>>>>

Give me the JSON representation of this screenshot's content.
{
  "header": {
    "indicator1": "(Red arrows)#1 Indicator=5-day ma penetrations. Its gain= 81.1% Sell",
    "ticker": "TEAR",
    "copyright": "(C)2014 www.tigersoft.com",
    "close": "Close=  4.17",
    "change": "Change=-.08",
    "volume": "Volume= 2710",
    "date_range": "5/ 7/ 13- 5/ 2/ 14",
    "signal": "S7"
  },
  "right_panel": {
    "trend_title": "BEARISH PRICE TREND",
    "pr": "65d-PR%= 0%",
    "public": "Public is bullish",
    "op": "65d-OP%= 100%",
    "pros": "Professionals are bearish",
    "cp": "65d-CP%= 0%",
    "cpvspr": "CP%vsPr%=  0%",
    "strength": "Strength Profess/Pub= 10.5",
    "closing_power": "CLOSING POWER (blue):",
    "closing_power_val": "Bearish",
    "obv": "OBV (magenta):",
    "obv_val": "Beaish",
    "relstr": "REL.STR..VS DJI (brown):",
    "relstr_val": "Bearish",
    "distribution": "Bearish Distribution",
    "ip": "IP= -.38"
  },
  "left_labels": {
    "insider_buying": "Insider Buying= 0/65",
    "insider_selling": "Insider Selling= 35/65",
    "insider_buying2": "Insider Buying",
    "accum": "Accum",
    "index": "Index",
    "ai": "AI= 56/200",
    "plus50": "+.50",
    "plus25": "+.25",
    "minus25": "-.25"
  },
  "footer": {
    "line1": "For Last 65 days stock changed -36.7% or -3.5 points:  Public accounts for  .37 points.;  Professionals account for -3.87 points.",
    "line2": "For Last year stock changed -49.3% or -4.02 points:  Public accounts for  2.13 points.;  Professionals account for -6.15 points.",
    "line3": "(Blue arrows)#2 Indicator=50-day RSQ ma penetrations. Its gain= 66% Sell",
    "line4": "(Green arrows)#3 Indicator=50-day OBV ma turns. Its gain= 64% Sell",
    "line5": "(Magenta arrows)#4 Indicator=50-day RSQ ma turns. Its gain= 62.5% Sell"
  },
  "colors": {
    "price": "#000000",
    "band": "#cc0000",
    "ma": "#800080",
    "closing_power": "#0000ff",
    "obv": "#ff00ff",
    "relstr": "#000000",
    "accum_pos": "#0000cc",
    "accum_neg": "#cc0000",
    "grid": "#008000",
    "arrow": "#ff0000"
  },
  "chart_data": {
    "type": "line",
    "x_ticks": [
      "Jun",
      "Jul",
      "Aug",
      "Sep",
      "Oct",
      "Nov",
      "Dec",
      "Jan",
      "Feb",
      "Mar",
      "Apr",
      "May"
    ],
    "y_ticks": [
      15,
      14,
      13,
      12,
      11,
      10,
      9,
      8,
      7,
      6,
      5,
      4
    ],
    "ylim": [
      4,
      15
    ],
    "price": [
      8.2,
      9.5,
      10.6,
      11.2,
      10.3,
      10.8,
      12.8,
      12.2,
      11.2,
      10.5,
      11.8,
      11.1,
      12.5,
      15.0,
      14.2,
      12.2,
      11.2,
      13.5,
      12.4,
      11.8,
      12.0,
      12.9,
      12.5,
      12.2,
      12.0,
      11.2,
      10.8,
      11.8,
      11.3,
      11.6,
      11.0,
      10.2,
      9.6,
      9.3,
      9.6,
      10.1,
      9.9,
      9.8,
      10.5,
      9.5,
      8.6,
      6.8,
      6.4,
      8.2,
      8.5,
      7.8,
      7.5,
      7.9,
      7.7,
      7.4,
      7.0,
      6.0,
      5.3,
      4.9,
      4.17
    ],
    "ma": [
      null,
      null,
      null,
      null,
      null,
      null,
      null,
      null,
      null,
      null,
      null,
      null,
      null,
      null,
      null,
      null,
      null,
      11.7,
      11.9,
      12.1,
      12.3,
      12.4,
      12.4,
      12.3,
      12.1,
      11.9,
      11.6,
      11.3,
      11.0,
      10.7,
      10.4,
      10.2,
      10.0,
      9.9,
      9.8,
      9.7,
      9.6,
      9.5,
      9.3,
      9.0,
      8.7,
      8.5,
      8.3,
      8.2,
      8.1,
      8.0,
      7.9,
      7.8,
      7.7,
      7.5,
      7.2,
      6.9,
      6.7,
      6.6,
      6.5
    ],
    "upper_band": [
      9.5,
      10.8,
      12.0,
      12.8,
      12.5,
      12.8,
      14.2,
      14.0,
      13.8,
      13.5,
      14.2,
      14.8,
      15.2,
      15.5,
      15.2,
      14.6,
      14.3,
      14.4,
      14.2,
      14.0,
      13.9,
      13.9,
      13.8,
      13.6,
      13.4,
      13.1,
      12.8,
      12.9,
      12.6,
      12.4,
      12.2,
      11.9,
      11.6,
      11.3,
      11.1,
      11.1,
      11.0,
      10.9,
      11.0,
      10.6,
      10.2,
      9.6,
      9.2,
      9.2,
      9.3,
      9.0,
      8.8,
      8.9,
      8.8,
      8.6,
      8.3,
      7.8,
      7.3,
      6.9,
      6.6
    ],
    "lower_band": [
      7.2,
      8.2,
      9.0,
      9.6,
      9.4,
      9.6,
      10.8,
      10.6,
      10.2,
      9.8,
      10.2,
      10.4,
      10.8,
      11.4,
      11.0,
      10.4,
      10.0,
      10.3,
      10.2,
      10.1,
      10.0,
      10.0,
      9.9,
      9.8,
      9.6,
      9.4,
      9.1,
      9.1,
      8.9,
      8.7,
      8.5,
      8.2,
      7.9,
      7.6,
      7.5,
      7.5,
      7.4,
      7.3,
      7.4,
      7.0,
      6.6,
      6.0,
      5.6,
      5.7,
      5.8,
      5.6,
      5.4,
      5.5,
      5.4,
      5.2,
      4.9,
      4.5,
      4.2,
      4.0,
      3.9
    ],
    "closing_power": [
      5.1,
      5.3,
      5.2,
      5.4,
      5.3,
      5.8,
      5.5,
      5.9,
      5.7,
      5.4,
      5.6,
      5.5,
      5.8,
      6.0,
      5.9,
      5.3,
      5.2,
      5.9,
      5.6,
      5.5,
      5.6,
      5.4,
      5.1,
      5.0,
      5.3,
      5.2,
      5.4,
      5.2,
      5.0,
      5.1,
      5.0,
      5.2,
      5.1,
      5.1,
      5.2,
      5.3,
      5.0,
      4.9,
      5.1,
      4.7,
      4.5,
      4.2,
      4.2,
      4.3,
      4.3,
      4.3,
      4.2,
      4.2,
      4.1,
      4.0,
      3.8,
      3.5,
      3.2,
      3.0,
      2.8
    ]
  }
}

<<<<

> _Exercise prompt_
Give the entries once more, exactly as they appear.

> _Result below_
Give me the JSON representation of this screenshot's content.
{
  "header": {
    "indicator1": "(Red arrows)#1 Indicator=5-day ma penetrations. Its gain= 81.1% Sell",
    "ticker": "TEAR",
    "copyright": "(C)2014 www.tigersoft.com",
    "close": "Close=  4.17",
    "change": "Change=-.08",
    "volume": "Volume= 2710",
    "date_range": "5/ 7/ 13- 5/ 2/ 14",
    "signal": "S7"
  },
  "right_panel": {
    "trend_title": "BEARISH PRICE TREND",
    "pr": "65d-PR%= 0%",
    "public": "Public is bullish",
    "op": "65d-OP%= 100%",
    "pros": "Professionals are bearish",
    "cp": "65d-CP%= 0%",
    "cpvspr": "CP%vsPr%=  0%",
    "strength": "Strength Profess/Pub= 10.5",
    "closing_power": "CLOSING POWER (blue):",
    "closing_power_val": "Bearish",
    "obv": "OBV (magenta):",
    "obv_val": "Beaish",
    "relstr": "REL.STR..VS DJI (brown):",
    "relstr_val": "Bearish",
    "distribution": "Bearish Distribution",
    "ip": "IP= -.38"
  },
  "left_labels": {
    "insider_buying": "Insider Buying= 0/65",
    "insider_selling": "Insider Selling= 35/65",
    "insider_buying2": "Insider Buying",
    "accum": "Accum",
    "index": "Index",
    "ai": "AI= 56/200",
    "plus50": "+.50",
    "plus25": "+.25",
    "minus25": "-.25"
  },
  "footer": {
    "line1": "For Last 65 days stock changed -36.7% or -3.5 points:  Public accounts for  .37 points.;  Professionals account for -3.87 points.",
    "line2": "For Last year stock changed -49.3% or -4.02 points:  Public accounts for  2.13 points.;  Professionals account for -6.15 points.",
    "line3": "(Blue arrows)#2 Indicator=50-day RSQ ma penetrations. Its gain= 66% Sell",
    "line4": "(Green arrows)#3 Indicator=50-day OBV ma turns. Its gain= 64% Sell",
    "line5": "(Magenta arrows)#4 Indicator=50-day RSQ ma turns. Its gain= 62.5% Sell"
  },
  "colors": {
    "price": "#000000",
    "band": "#cc0000",
    "ma": "#800080",
    "closing_power": "#0000ff",
    "obv": "#ff00ff",
    "relstr": "#000000",
    "accum_pos": "#0000cc",
    "accum_neg": "#cc0000",
    "grid": "#008000",
    "arrow": "#ff0000"
  },
  "chart_data": {
    "type": "line",
    "x_ticks": [
      "Jun",
      "Jul",
      "Aug",
      "Sep",
      "Oct",
      "Nov",
      "Dec",
      "Jan",
      "Feb",
      "Mar",
      "Apr",
      "May"
    ],
    "y_ticks": [
      15,
      14,
      13,
      12,
      11,
      10,
      9,
      8,
      7,
      6,
      5,
      4
    ],
    "ylim": [
      4,
      15
    ],
    "price": [
      8.2,
      9.5,
      10.6,
      11.2,
      10.3,
      10.8,
      12.8,
      12.2,
      11.2,
      10.5,
      11.8,
      11.1,
      12.5,
      15.0,
      14.2,
      12.2,
      11.2,
      13.5,
      12.4,
      11.8,
      12.0,
      12.9,
      12.5,
      12.2,
      12.0,
      11.2,
      10.8,
      11.8,
      11.3,
      11.6,
      11.0,
      10.2,
      9.6,
      9.3,
      9.6,
      10.1,
      9.9,
      9.8,
      10.5,
      9.5,
      8.6,
      6.8,
      6.4,
      8.2,
      8.5,
      7.8,
      7.5,
      7.9,
      7.7,
      7.4,
      7.0,
      6.0,
      5.3,
      4.9,
      4.17
    ],
    "ma": [
      null,
      null,
      null,
      null,
      null,
      null,
      null,
      null,
      null,
      null,
      null,
      null,
      null,
      null,
      null,
      null,
      null,
      11.7,
      11.9,
      12.1,
      12.3,
      12.4,
      12.4,
      12.3,
      12.1,
      11.9,
      11.6,
      11.3,
      11.0,
      10.7,
      10.4,
      10.2,
      10.0,
      9.9,
      9.8,
      9.7,
      9.6,
      9.5,
      9.3,
      9.0,
      8.7,
      8.5,
      8.3,
      8.2,
      8.1,
      8.0,
      7.9,
      7.8,
      7.7,
      7.5,
      7.2,
      6.9,
      6.7,
      6.6,
      6.5
    ],
    "upper_band": [
      9.5,
      10.8,
      12.0,
      12.8,
      12.5,
      12.8,
      14.2,
      14.0,
      13.8,
      13.5,
      14.2,
      14.8,
      15.2,
      15.5,
      15.2,
      14.6,
      14.3,
      14.4,
      14.2,
      14.0,
      13.9,
      13.9,
      13.8,
      13.6,
      13.4,
      13.1,
      12.8,
      12.9,
      12.6,
      12.4,
      12.2,
      11.9,
      11.6,
      11.3,
      11.1,
      11.1,
      11.0,
      10.9,
      11.0,
      10.6,
      10.2,
      9.6,
      9.2,
      9.2,
      9.3,
      9.0,
      8.8,
      8.9,
      8.8,
      8.6,
      8.3,
      7.8,
      7.3,
      6.9,
      6.6
    ],
    "lower_band": [
      7.2,
      8.2,
      9.0,
      9.6,
      9.4,
      9.6,
      10.8,
      10.6,
      10.2,
      9.8,
      10.2,
      10.4,
      10.8,
      11.4,
      11.0,
      10.4,
      10.0,
      10.3,
      10.2,
      10.1,
      10.0,
      10.0,
      9.9,
      9.8,
      9.6,
      9.4,
      9.1,
      9.1,
      8.9,
      8.7,
      8.5,
      8.2,
      7.9,
      7.6,
      7.5,
      7.5,
      7.4,
      7.3,
      7.4,
      7.0,
      6.6,
      6.0,
      5.6,
      5.7,
      5.8,
      5.6,
      5.4,
      5.5,
      5.4,
      5.2,
      4.9,
      4.5,
      4.2,
      4.0,
      3.9
    ],
    "closing_power": [
      5.1,
      5.3,
      5.2,
      5.4,
      5.3,
      5.8,
      5.5,
      5.9,
      5.7,
      5.4,
      5.6,
      5.5,
      5.8,
      6.0,
      5.9,
      5.3,
      5.2,
      5.9,
      5.6,
      5.5,
      5.6,
      5.4,
      5.1,
      5.0,
      5.3,
      5.2,
      5.4,
      5.2,
      5.0,
      5.1,
      5.0,
      5.2,
      5.1,
      5.1,
      5.2,
      5.3,
      5.0,
      4.9,
      5.1,
      4.7,
      4.5,
      4.2,
      4.2,
      4.3,
      4.3,
      4.3,
      4.2,
      4.2,
      4.1,
      4.0,
      3.8,
      3.5,
      3.2,
      3.0,
      2.8
    ]
  }
}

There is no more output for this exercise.